Set task: Without including any pictures, write out all the entries exactly.

Extracted records:

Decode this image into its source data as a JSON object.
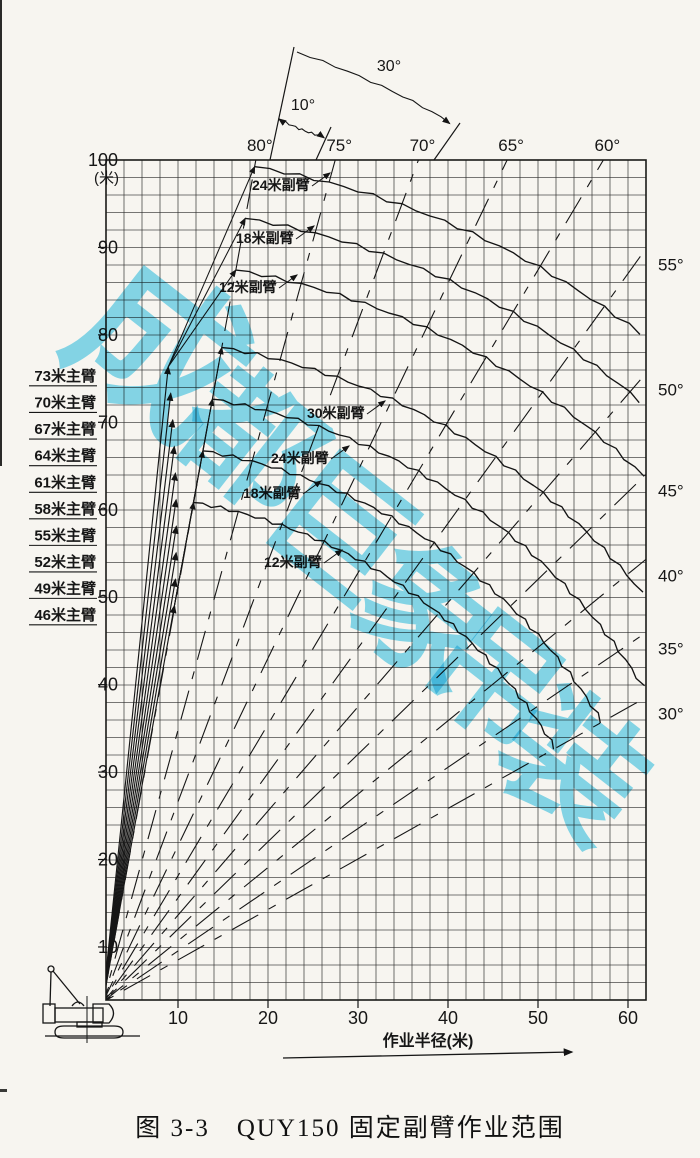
{
  "figure": {
    "caption": "图 3-3　QUY150 固定副臂作业范围",
    "watermark": "成都巨象吊装",
    "axis": {
      "x_title": "作业半径(米)",
      "y_unit": "(米)",
      "x_ticks": [
        10,
        20,
        30,
        40,
        50,
        60
      ],
      "y_ticks": [
        100,
        90,
        80,
        70,
        60,
        50,
        40,
        30,
        20,
        10
      ]
    },
    "angle_labels": {
      "top": [
        "80°",
        "75°",
        "70°",
        "65°",
        "60°"
      ],
      "right": [
        "55°",
        "50°",
        "45°",
        "40°",
        "35°",
        "30°"
      ],
      "offset_10": "10°",
      "offset_30": "30°"
    },
    "boom_labels": [
      "73米主臂",
      "70米主臂",
      "67米主臂",
      "64米主臂",
      "61米主臂",
      "58米主臂",
      "55米主臂",
      "52米主臂",
      "49米主臂",
      "46米主臂"
    ],
    "jib_labels_upper": [
      "24米副臂",
      "18米副臂",
      "12米副臂"
    ],
    "jib_labels_lower": [
      "30米副臂",
      "24米副臂",
      "18米副臂",
      "12米副臂"
    ]
  },
  "chart_data": {
    "type": "line",
    "title": "QUY150 固定副臂作业范围",
    "xlabel": "作业半径(米)",
    "ylabel": "米",
    "xlim": [
      0,
      62
    ],
    "ylim": [
      0,
      100
    ],
    "x_ticks": [
      10,
      20,
      30,
      40,
      50,
      60
    ],
    "y_ticks": [
      10,
      20,
      30,
      40,
      50,
      60,
      70,
      80,
      90,
      100
    ],
    "grid_step_m": 2,
    "boom_pivot_m": {
      "x": 1.7,
      "y": 3.7
    },
    "boom_angle_lines_deg": [
      80,
      75,
      70,
      65,
      60,
      55,
      50,
      45,
      40,
      35,
      30
    ],
    "main_boom_lengths_m": [
      73,
      70,
      67,
      64,
      61,
      58,
      55,
      52,
      49,
      46
    ],
    "fixed_jib_lengths_m": [
      12,
      18,
      24,
      30
    ],
    "jib_offset_angles_deg": [
      10,
      30
    ],
    "series": [
      {
        "name": "73米主臂+24米副臂",
        "tip_radius_m": 97,
        "boom_angle_range_deg": [
          80,
          52
        ]
      },
      {
        "name": "73米主臂+18米副臂",
        "tip_radius_m": 91,
        "boom_angle_range_deg": [
          80,
          49
        ]
      },
      {
        "name": "73米主臂+12米副臂",
        "tip_radius_m": 85,
        "boom_angle_range_deg": [
          80,
          45
        ]
      },
      {
        "name": "46米主臂+30米副臂",
        "tip_radius_m": 76,
        "boom_angle_range_deg": [
          80,
          38
        ]
      },
      {
        "name": "46米主臂+24米副臂",
        "tip_radius_m": 70,
        "boom_angle_range_deg": [
          80,
          31
        ]
      },
      {
        "name": "46米主臂+18米副臂",
        "tip_radius_m": 64,
        "boom_angle_range_deg": [
          80,
          30
        ]
      },
      {
        "name": "46米主臂+12米副臂",
        "tip_radius_m": 58,
        "boom_angle_range_deg": [
          80,
          30
        ]
      }
    ]
  }
}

Answer below:
Decode this image into its source data as a JSON object.
{
  "figure": {
    "caption": "图 3-3　QUY150 固定副臂作业范围",
    "watermark": "成都巨象吊装",
    "axis": {
      "x_title": "作业半径(米)",
      "y_unit": "(米)",
      "x_ticks": [
        10,
        20,
        30,
        40,
        50,
        60
      ],
      "y_ticks": [
        100,
        90,
        80,
        70,
        60,
        50,
        40,
        30,
        20,
        10
      ]
    },
    "angle_labels": {
      "top": [
        "80°",
        "75°",
        "70°",
        "65°",
        "60°"
      ],
      "right": [
        "55°",
        "50°",
        "45°",
        "40°",
        "35°",
        "30°"
      ],
      "offset_10": "10°",
      "offset_30": "30°"
    },
    "boom_labels": [
      "73米主臂",
      "70米主臂",
      "67米主臂",
      "64米主臂",
      "61米主臂",
      "58米主臂",
      "55米主臂",
      "52米主臂",
      "49米主臂",
      "46米主臂"
    ],
    "jib_labels_upper": [
      "24米副臂",
      "18米副臂",
      "12米副臂"
    ],
    "jib_labels_lower": [
      "30米副臂",
      "24米副臂",
      "18米副臂",
      "12米副臂"
    ]
  },
  "chart_data": {
    "type": "line",
    "title": "QUY150 固定副臂作业范围",
    "xlabel": "作业半径(米)",
    "ylabel": "米",
    "xlim": [
      0,
      62
    ],
    "ylim": [
      0,
      100
    ],
    "x_ticks": [
      10,
      20,
      30,
      40,
      50,
      60
    ],
    "y_ticks": [
      10,
      20,
      30,
      40,
      50,
      60,
      70,
      80,
      90,
      100
    ],
    "grid_step_m": 2,
    "boom_pivot_m": {
      "x": 1.7,
      "y": 3.7
    },
    "boom_angle_lines_deg": [
      80,
      75,
      70,
      65,
      60,
      55,
      50,
      45,
      40,
      35,
      30
    ],
    "main_boom_lengths_m": [
      73,
      70,
      67,
      64,
      61,
      58,
      55,
      52,
      49,
      46
    ],
    "fixed_jib_lengths_m": [
      12,
      18,
      24,
      30
    ],
    "jib_offset_angles_deg": [
      10,
      30
    ],
    "series": [
      {
        "name": "73米主臂+24米副臂",
        "tip_radius_m": 97,
        "boom_angle_range_deg": [
          80,
          52
        ]
      },
      {
        "name": "73米主臂+18米副臂",
        "tip_radius_m": 91,
        "boom_angle_range_deg": [
          80,
          49
        ]
      },
      {
        "name": "73米主臂+12米副臂",
        "tip_radius_m": 85,
        "boom_angle_range_deg": [
          80,
          45
        ]
      },
      {
        "name": "46米主臂+30米副臂",
        "tip_radius_m": 76,
        "boom_angle_range_deg": [
          80,
          38
        ]
      },
      {
        "name": "46米主臂+24米副臂",
        "tip_radius_m": 70,
        "boom_angle_range_deg": [
          80,
          31
        ]
      },
      {
        "name": "46米主臂+18米副臂",
        "tip_radius_m": 64,
        "boom_angle_range_deg": [
          80,
          30
        ]
      },
      {
        "name": "46米主臂+12米副臂",
        "tip_radius_m": 58,
        "boom_angle_range_deg": [
          80,
          30
        ]
      }
    ]
  }
}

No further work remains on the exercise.